# GOAL:
Copy each line that holds "label".

Figure contents as structured data
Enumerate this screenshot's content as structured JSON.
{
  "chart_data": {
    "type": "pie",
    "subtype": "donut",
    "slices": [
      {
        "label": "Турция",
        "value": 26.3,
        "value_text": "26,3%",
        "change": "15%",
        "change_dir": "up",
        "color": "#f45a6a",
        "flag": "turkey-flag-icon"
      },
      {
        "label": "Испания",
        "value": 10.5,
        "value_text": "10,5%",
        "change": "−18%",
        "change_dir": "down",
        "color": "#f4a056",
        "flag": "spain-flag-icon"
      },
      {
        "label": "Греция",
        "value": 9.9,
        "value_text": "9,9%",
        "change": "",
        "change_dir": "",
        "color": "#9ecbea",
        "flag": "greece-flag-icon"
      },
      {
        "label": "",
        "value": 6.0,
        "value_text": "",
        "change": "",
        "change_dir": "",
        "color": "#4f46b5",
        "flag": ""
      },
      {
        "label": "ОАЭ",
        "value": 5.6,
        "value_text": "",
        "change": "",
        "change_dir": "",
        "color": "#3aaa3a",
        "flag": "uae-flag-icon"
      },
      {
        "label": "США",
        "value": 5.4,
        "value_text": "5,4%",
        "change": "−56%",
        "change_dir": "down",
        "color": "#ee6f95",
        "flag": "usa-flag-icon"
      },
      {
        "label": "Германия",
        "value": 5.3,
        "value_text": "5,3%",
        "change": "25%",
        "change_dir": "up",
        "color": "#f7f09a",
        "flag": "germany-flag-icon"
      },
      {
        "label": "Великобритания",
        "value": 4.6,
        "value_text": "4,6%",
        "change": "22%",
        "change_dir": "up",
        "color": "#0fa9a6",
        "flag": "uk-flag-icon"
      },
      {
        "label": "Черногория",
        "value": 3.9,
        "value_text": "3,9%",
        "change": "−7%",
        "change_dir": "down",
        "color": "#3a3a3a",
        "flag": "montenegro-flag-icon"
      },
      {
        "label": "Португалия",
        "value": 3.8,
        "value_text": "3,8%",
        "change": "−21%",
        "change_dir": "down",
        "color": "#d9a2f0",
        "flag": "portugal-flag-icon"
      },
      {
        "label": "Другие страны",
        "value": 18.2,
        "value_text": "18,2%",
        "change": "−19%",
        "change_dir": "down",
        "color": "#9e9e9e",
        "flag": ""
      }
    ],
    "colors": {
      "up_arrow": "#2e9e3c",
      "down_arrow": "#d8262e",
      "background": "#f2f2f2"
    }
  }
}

# RESPONSE TO THE TASK:
        "label": "Турция",
        "label": "Испания",
        "label": "Греция",
        "label": "",
        "label": "ОАЭ",
        "label": "США",
        "label": "Германия",
        "label": "Великобритания",
        "label": "Черногория",
        "label": "Португалия",
        "label": "Другие страны",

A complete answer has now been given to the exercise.